-- Data to process start --

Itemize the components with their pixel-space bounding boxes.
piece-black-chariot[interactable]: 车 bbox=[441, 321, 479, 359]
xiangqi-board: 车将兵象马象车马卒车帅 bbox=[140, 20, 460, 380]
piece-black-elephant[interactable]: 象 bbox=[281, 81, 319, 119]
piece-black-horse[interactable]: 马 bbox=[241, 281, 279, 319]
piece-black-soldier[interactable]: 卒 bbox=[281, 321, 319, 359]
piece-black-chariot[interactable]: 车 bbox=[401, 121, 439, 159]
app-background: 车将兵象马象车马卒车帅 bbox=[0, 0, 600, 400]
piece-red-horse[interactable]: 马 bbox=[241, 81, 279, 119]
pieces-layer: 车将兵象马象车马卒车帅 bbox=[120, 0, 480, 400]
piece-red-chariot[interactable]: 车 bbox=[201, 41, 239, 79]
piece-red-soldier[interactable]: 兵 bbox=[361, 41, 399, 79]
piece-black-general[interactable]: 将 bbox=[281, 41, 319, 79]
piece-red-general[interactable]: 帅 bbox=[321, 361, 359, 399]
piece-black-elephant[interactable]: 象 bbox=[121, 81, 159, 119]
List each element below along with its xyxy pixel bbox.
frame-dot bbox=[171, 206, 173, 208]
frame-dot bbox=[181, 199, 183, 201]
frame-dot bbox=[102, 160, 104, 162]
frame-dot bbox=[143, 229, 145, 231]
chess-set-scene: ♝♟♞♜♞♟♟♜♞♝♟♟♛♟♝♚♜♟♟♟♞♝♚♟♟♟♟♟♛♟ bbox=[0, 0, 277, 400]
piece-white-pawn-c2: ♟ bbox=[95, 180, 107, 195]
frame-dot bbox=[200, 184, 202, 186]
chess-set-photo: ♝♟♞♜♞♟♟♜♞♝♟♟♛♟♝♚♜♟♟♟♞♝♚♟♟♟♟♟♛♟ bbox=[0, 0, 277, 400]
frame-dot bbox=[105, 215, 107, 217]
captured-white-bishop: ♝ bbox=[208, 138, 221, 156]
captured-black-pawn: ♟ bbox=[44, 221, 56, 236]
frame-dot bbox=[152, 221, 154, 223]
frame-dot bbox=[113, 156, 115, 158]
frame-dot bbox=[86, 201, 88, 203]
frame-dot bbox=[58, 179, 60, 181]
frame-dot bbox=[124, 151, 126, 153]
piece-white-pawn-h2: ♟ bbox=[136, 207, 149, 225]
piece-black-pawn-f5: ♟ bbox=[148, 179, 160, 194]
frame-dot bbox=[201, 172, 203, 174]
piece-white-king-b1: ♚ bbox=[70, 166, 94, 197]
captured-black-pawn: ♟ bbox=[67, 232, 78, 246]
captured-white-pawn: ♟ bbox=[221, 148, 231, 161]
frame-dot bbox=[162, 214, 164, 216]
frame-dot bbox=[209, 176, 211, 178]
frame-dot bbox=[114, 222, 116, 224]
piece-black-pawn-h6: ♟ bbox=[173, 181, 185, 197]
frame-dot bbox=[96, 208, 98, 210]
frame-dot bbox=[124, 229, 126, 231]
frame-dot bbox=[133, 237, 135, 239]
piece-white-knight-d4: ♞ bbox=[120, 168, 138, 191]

-- Data to process end --

**Exercise details**
Can you repeat the lines from the first one through the line containing "app-background: 车将兵象马象车马卒车帅 bbox=[0, 0, 600, 400]", renaming "piece-black-chariot" to "piece-black-rook" and leaving everything else unchanged?

**Solved problem**
Itemize the components with their pixel-space bounding boxes.
piece-black-rook[interactable]: 车 bbox=[441, 321, 479, 359]
xiangqi-board: 车将兵象马象车马卒车帅 bbox=[140, 20, 460, 380]
piece-black-elephant[interactable]: 象 bbox=[281, 81, 319, 119]
piece-black-horse[interactable]: 马 bbox=[241, 281, 279, 319]
piece-black-soldier[interactable]: 卒 bbox=[281, 321, 319, 359]
piece-black-rook[interactable]: 车 bbox=[401, 121, 439, 159]
app-background: 车将兵象马象车马卒车帅 bbox=[0, 0, 600, 400]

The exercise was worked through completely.